Rows from a figure dataset
+===+
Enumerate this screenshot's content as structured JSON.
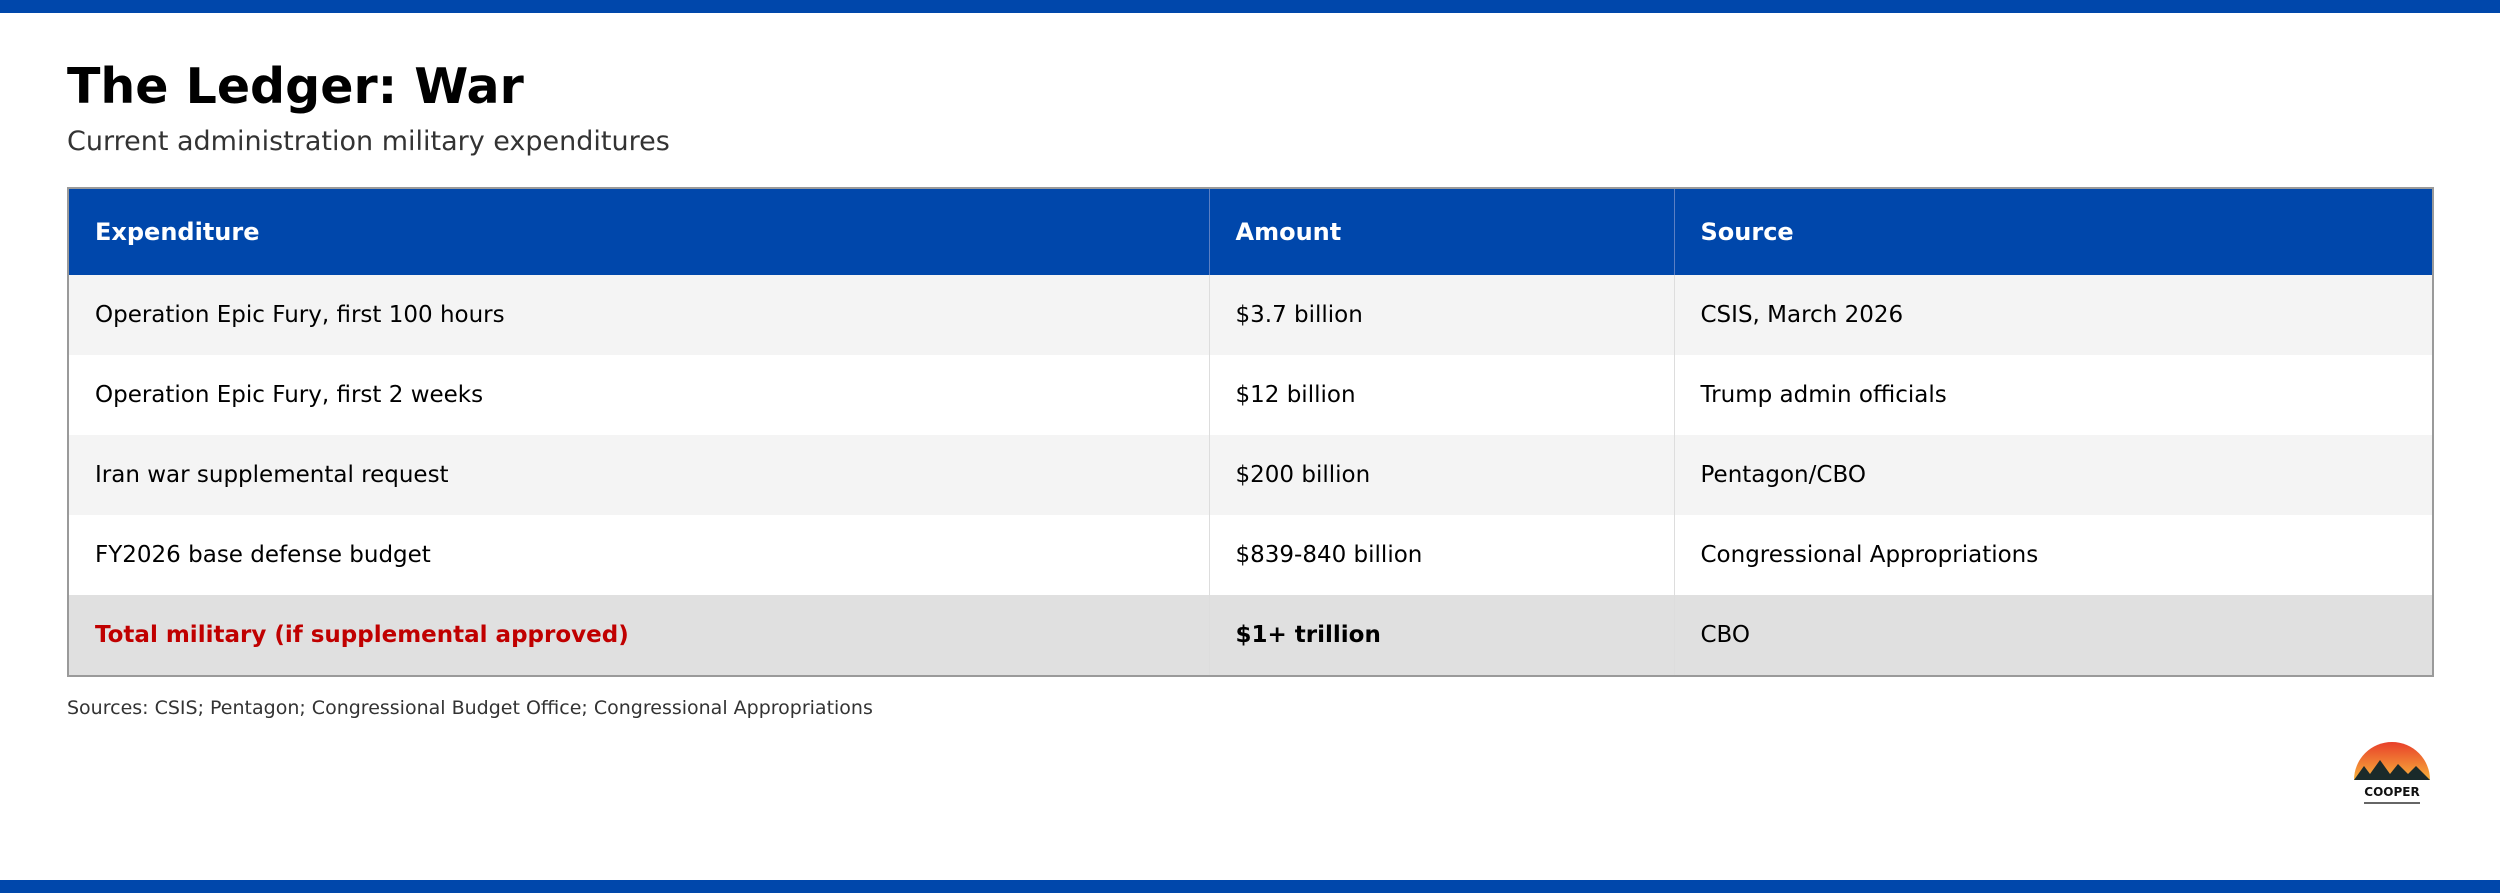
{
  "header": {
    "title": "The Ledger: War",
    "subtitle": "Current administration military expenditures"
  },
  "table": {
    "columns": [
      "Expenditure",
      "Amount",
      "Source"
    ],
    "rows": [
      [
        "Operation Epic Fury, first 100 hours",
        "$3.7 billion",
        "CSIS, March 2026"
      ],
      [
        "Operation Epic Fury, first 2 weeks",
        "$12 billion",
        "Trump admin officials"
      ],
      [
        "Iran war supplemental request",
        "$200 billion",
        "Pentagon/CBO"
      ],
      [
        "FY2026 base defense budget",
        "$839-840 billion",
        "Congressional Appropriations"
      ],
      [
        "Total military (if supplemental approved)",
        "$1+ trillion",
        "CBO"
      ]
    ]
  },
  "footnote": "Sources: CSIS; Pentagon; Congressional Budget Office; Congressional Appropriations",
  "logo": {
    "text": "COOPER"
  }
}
+===+
### STATED GOAL
Only the number is wanted: how many lines of the material contain the word "Appropriations"?

### ANSWER FOR THE TASK
2